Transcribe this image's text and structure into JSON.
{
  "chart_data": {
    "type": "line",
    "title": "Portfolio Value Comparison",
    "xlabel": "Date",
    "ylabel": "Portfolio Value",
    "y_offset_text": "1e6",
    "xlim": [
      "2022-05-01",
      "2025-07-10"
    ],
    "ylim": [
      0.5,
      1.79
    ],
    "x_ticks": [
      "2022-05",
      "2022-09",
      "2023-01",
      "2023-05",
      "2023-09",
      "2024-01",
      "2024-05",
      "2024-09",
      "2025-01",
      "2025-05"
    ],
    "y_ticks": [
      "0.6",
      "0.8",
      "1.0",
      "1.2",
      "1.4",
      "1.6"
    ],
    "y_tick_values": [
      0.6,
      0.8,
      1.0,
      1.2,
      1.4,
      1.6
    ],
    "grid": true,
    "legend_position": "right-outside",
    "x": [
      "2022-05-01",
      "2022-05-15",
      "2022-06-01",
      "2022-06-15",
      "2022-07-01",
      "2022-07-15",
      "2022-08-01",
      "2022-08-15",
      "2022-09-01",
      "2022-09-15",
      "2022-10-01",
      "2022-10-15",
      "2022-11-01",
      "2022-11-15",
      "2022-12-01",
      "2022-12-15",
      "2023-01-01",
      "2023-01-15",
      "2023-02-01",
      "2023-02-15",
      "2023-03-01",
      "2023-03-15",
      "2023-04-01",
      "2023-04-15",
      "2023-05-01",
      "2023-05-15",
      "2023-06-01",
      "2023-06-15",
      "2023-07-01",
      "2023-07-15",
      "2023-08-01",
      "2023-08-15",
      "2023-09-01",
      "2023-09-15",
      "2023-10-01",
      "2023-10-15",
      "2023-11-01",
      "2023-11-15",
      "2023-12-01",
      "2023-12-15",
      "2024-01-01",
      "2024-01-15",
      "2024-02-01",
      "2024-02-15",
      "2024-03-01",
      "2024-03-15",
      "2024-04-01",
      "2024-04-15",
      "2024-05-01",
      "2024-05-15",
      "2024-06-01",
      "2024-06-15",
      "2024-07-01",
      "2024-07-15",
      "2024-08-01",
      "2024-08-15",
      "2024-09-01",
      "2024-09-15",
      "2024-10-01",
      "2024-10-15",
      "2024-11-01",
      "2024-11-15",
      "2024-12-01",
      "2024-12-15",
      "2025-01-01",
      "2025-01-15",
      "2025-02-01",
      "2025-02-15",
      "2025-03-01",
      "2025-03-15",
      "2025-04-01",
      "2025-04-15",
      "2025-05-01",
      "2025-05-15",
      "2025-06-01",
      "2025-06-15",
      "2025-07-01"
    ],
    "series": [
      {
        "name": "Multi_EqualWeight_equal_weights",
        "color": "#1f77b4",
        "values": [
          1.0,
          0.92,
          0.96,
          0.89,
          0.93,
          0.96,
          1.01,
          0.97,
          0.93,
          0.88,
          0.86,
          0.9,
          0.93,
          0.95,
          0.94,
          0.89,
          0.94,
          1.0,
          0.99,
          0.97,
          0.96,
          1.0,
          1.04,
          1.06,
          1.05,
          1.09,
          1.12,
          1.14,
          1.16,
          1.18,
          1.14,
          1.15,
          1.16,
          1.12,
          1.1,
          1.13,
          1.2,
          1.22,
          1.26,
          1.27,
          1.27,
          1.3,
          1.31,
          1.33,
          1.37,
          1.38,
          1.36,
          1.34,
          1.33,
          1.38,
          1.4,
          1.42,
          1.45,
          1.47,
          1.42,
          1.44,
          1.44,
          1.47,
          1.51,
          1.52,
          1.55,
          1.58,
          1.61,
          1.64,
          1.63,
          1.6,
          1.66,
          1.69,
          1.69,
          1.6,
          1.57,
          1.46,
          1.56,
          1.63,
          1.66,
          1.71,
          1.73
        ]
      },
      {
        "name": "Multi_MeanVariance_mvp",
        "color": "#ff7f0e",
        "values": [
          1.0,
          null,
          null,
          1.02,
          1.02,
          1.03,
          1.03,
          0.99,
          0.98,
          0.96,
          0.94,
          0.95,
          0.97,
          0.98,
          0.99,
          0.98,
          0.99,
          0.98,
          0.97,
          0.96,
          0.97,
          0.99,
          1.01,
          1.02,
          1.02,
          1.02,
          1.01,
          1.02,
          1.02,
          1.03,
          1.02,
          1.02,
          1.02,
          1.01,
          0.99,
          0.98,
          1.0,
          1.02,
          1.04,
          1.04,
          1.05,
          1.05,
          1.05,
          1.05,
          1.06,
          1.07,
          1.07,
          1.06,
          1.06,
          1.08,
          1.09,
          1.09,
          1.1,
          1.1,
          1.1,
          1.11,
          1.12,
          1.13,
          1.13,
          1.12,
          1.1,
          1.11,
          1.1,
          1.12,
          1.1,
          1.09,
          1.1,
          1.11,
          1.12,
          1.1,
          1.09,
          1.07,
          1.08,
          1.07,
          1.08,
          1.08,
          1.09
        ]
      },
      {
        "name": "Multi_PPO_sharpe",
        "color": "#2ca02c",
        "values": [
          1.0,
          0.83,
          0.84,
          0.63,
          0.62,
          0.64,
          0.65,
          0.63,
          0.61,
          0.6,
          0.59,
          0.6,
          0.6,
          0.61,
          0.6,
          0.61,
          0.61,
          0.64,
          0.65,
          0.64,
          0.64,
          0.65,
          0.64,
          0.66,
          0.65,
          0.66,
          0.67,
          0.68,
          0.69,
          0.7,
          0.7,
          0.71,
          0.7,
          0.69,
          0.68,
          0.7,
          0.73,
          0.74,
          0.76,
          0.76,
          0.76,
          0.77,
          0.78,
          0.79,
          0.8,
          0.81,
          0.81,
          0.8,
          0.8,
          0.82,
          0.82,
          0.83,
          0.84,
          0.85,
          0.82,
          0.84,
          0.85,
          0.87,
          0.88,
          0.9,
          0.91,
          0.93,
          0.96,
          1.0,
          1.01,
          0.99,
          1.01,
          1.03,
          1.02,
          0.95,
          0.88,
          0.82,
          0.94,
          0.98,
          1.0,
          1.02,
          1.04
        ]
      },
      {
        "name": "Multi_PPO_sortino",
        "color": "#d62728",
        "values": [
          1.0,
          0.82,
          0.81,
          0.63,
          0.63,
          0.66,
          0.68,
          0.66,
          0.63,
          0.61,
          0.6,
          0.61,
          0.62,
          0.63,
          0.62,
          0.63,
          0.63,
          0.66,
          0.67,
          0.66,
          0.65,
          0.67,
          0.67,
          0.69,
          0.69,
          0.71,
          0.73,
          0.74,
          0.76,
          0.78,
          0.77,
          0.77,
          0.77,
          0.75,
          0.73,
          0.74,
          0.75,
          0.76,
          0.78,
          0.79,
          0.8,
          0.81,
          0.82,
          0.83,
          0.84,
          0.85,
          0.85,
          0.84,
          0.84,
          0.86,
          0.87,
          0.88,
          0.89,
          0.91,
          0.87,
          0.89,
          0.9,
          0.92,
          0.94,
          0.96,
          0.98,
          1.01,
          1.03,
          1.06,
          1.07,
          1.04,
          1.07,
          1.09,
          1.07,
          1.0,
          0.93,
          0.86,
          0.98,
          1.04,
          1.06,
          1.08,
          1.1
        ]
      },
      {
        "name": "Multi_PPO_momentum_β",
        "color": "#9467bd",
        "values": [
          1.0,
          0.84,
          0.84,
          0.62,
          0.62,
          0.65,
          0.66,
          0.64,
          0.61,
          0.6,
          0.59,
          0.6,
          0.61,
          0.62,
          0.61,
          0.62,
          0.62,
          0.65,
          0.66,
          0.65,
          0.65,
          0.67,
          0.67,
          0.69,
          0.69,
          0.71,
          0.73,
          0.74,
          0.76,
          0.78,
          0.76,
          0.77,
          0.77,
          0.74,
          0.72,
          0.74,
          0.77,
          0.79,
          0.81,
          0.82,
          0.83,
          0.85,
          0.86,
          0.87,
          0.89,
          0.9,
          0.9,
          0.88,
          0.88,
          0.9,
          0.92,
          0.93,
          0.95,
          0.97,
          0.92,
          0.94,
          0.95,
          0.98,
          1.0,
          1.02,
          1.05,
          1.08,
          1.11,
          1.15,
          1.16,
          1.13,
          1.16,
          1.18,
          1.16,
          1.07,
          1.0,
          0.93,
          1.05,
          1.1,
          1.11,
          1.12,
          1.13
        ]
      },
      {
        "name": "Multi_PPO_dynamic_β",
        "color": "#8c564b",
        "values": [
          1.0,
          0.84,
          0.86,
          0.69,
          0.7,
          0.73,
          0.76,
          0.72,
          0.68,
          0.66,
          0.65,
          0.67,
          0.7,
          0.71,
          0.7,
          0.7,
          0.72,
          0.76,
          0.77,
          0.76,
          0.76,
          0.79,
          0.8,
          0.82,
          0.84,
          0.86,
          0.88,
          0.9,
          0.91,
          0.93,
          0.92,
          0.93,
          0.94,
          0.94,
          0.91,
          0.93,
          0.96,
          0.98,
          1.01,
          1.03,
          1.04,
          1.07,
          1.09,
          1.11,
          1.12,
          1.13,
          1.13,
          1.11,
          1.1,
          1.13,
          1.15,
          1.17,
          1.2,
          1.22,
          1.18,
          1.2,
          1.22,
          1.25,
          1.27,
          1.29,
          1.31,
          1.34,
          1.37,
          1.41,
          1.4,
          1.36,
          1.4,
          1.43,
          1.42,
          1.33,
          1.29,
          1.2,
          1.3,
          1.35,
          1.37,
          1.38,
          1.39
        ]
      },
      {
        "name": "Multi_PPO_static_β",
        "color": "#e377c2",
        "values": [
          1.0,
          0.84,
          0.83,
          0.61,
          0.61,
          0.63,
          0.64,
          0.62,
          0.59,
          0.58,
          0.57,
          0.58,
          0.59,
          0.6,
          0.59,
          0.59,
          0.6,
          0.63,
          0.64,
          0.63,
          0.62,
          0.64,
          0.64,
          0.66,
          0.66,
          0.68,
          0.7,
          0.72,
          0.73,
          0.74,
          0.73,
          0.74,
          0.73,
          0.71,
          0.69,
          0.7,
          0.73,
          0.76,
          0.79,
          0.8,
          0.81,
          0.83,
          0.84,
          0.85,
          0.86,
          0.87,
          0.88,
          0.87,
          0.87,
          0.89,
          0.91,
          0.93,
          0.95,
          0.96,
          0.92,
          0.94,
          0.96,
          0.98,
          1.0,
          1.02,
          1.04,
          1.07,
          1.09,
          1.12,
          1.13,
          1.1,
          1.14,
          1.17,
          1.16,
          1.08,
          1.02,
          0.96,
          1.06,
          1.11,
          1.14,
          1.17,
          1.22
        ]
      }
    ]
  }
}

## The request
What is the number of lines in these records that contain "color"? Reply with the number only.

## Solution to this problem
7